(Passage provided)
----
The Blogger Cooler

You know, like the conversations around your office water cooler? Only, the conversations will be with cooler people. And you don't have to be afraid of your boss listening to your conversation. And, you can say anything you want during your conversation. Okay, so I guess it's nothing like the conversations around your office water cooler. Just leave a comment, dammit!

Monday, August 08, 2005

For the Ladies...

In the spirit of honoring cool girls, that KOM started last week, I have a hypothetical for the ladies (I actually posted this hypo somewhere else before, but I think it's worth repeating). Answer honestly, chicas.


Okay, so you're on a deserted island. You're trapped there forever. There is no hope for rescue. If you were given the choice, who would you bring with you:

A) A doctor who spent time as a farmer and habitat for humanity construction worker. He's also an avid camper and knows his way around wooded areas and how to survive in the jungle. He's also not that attractive and he always smells seriously funky.


OR


B) George Clooney


For answer B, I will also accept any hot man that you currently have the hots for. But, please, for my own sanity, don't replace George Clooney with your boyfriend or your husband. This is a fantasy, people! Hence, choice B should be your fantasy man.
----
(Dataset excerpts)
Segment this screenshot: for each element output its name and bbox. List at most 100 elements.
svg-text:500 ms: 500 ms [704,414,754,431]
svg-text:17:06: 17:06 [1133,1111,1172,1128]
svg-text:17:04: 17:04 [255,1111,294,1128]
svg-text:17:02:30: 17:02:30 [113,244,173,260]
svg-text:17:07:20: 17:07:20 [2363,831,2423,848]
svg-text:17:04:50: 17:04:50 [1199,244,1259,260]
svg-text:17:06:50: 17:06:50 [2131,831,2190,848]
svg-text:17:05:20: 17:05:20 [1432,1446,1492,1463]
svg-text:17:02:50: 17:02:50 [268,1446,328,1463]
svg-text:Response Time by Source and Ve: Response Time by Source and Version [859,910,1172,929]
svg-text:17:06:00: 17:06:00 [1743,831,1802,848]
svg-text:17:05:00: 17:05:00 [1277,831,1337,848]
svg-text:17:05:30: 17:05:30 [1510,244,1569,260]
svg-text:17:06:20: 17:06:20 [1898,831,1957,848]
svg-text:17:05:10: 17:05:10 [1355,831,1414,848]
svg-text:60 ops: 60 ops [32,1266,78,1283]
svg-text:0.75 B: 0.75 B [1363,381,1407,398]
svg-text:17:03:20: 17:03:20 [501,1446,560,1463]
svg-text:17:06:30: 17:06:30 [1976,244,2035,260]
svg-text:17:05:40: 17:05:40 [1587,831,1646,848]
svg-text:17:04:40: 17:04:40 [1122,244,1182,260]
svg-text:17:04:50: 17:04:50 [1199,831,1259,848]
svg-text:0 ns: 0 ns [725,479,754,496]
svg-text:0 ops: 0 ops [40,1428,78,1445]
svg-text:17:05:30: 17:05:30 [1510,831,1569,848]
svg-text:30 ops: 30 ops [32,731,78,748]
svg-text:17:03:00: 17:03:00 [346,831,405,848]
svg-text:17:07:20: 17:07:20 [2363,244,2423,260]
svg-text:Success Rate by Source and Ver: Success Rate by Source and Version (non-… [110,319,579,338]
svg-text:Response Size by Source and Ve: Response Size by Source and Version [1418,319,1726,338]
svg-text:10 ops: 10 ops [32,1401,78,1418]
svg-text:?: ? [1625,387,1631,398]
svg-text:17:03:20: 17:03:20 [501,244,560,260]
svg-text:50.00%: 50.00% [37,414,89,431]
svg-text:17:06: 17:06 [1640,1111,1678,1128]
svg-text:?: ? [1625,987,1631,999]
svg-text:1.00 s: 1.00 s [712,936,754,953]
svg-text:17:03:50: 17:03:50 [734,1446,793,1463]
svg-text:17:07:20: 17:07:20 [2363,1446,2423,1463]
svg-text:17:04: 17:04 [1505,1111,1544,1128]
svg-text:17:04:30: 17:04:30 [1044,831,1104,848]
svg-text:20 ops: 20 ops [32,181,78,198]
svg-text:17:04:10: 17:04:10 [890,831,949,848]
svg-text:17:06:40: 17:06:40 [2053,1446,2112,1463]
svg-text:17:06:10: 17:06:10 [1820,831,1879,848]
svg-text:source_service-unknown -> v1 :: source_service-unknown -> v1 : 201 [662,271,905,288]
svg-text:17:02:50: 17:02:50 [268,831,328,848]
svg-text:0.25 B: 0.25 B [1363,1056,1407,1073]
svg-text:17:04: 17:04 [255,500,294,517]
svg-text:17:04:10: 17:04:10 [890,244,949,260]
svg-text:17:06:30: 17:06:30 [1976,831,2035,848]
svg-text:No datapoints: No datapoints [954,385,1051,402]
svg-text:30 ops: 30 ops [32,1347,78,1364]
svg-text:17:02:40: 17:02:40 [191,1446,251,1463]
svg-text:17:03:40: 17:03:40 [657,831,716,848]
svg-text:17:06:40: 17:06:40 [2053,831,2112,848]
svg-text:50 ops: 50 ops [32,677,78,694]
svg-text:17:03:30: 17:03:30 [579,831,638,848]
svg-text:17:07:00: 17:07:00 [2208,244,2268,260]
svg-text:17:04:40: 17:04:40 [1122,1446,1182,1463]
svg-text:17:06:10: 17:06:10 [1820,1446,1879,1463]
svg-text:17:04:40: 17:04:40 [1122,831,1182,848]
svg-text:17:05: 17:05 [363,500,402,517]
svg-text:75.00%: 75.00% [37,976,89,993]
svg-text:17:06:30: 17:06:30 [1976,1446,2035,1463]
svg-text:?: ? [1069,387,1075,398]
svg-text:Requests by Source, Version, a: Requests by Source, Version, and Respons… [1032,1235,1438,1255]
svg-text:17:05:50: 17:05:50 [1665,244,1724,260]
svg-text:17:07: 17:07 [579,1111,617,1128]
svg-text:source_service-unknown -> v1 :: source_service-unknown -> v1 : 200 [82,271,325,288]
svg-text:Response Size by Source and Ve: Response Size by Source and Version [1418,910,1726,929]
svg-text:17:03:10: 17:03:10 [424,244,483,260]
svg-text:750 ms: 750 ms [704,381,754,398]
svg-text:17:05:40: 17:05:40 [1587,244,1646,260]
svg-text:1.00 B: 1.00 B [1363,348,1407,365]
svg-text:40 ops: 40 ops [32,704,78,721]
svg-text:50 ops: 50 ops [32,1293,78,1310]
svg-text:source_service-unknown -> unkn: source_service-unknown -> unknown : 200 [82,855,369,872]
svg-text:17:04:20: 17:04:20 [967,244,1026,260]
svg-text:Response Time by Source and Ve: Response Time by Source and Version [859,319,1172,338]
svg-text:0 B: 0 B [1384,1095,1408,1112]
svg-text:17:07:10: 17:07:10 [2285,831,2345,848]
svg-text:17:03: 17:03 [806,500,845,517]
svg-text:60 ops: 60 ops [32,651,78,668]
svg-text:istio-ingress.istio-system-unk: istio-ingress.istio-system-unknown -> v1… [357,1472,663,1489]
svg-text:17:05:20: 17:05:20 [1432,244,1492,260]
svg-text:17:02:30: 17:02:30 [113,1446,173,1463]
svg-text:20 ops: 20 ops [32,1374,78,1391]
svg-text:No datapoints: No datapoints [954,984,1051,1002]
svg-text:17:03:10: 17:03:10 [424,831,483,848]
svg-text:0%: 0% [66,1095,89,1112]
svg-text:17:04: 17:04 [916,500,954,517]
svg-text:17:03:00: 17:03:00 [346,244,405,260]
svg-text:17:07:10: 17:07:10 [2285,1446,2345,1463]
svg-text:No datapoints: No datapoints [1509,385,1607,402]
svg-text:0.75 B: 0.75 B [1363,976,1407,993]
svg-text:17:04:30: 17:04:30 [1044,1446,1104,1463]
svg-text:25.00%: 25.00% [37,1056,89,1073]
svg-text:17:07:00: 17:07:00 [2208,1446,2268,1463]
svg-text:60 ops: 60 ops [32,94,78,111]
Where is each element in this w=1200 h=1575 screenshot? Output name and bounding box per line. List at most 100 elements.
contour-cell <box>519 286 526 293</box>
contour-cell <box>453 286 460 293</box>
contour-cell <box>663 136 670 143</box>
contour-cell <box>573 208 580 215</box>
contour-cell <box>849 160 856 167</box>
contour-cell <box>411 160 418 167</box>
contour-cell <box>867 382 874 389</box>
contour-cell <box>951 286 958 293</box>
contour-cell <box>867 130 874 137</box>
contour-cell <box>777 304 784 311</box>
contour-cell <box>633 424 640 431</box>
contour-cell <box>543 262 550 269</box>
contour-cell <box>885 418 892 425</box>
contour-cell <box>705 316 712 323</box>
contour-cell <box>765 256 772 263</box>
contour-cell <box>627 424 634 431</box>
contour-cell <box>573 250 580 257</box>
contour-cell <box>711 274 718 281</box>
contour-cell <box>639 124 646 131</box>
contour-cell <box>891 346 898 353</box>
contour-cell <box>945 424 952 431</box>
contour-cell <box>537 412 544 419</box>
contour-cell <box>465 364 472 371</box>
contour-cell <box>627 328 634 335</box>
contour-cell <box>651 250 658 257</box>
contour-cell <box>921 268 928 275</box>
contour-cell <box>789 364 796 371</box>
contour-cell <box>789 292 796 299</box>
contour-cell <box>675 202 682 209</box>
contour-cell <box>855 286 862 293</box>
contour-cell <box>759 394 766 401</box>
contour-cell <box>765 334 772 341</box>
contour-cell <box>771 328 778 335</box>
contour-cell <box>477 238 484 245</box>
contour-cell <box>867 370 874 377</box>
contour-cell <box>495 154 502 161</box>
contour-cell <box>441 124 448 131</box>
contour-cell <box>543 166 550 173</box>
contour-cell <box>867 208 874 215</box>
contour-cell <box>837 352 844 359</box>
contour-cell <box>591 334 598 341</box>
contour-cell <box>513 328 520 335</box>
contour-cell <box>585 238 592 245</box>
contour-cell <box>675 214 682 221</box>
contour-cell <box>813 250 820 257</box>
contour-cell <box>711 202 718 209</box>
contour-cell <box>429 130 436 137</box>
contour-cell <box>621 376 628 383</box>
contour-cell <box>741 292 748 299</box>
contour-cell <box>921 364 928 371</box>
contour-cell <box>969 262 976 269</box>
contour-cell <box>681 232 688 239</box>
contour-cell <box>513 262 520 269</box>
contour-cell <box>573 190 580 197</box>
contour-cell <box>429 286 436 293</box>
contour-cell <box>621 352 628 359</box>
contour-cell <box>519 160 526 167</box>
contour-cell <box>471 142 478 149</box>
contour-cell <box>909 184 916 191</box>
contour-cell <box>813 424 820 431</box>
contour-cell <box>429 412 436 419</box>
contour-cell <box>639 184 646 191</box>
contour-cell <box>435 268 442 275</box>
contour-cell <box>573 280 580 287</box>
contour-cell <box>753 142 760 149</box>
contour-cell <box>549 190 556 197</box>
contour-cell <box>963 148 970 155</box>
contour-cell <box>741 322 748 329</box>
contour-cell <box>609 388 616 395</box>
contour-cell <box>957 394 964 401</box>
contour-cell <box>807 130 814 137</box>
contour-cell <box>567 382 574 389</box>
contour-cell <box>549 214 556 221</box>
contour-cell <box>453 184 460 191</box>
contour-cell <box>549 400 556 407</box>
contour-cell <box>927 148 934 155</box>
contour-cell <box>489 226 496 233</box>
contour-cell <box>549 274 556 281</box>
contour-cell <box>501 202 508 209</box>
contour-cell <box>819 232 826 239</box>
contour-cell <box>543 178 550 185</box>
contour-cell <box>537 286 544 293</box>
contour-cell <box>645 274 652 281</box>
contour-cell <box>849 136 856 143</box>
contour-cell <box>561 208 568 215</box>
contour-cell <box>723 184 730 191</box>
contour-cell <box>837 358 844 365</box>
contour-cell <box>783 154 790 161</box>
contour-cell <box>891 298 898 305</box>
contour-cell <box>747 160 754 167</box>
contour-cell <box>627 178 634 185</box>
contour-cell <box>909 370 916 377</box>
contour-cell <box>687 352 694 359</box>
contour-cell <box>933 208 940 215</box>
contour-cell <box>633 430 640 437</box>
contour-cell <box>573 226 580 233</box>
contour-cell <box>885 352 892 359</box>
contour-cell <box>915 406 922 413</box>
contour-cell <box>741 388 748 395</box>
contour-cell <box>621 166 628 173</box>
----
(What to do)
1/ List every occupation or line of work that the blog post gives for the man in choice A.
2/ In the blog post, swap "deserted island" for "remote island" and write out the part that opens with the words containing "Okay, so you're" and closes with "smells seriously funky.".
3/ Please carry on the blog post about the island choice from where it stops.
The items can be set aside; nothing here depends on them.

(Exercise responses)
1/
Doctor
Farmer
Habitat for humanity construction worker

2/
Okay, so you're on a remote island. You're trapped there forever. There is no hope for rescue. If you were given the choice, who would you bring with you:

A) A doctor who spent time as a farmer and habitat for humanity construction worker. He's also an avid camper and knows his way around wooded areas and how to survive in the jungle. He's also not that attractive and he always smells seriously funky.

3/
Okay, discuss.

15 Comments:

At 11:46 AM, Blogger Desiree said...

George Clooney. Yeah, we did this on the sucia board, member? you member?

 
At 11:49 AM, Blogger Reese The Law Girl said...

Yes, yes, I remember. But, I wanted to see what girls would say here.

Funny you picked GC, and not Derek Jeter. I'm surprised, Dez. ;)

 
At 12:25 PM, Blogger Jomama said...

I'd have to give up my fantasy of being alone on an island with Allen Iverson and pick the stinky doctor. I'm just practical like that.

 
At 4:11 PM, Blogger Robyn said...

I suppose a funky smelling guy wouldn't matter so much.
My personal fav fantasy guy is Jean Cluade Van Damme. Of course, I don't know how he smells. Decisions decisions.

 
At 6:38 PM, Blogger Squishi said...

funky smelling? As long as it wasn't feral smelling I guess.

I think i'd pick the George Clooney option, only i'd swap him for someone else cos his chin ANNOYS me, and I can still picture him on that terrible sitcom "baby talk" with long black hair. Yuk.

Um... who who? Christian Bale's nice body comes to mind (the new Batman guy) but I guess I'll have to keep thinking about this one!

 
At 12:33 PM, Blogger Desiree said...

Wait. I thought it was the same question. Shoot! I didnt read thoroughly...thought it was only between george clooney and a dr...

I'll be riiiiight back

 
At 12:35 PM, Blogger Desiree said...

Oh. Fantasy men. Psh.

Ok. So I'd be trapped on an island with........

Hm...

Ok fine. Derek Jeter. Geez.

He better not be all stuck up though. I don't wanna be putting up with his butt if he's stuck up. I cannot stand stuck up people.

 
At 5:26 PM, Blogger Debi said...

OMG The guy I used to work with cause he is freakin hot, and he could prolly be all man like and save my ass from sea monsters and stuff...oh and he has a "special" piercing! Yummy.....

 
At 1:54 PM, Blogger Reese The Law Girl said...

LOL! I love that you need protection from sea monsters, Debi. ;)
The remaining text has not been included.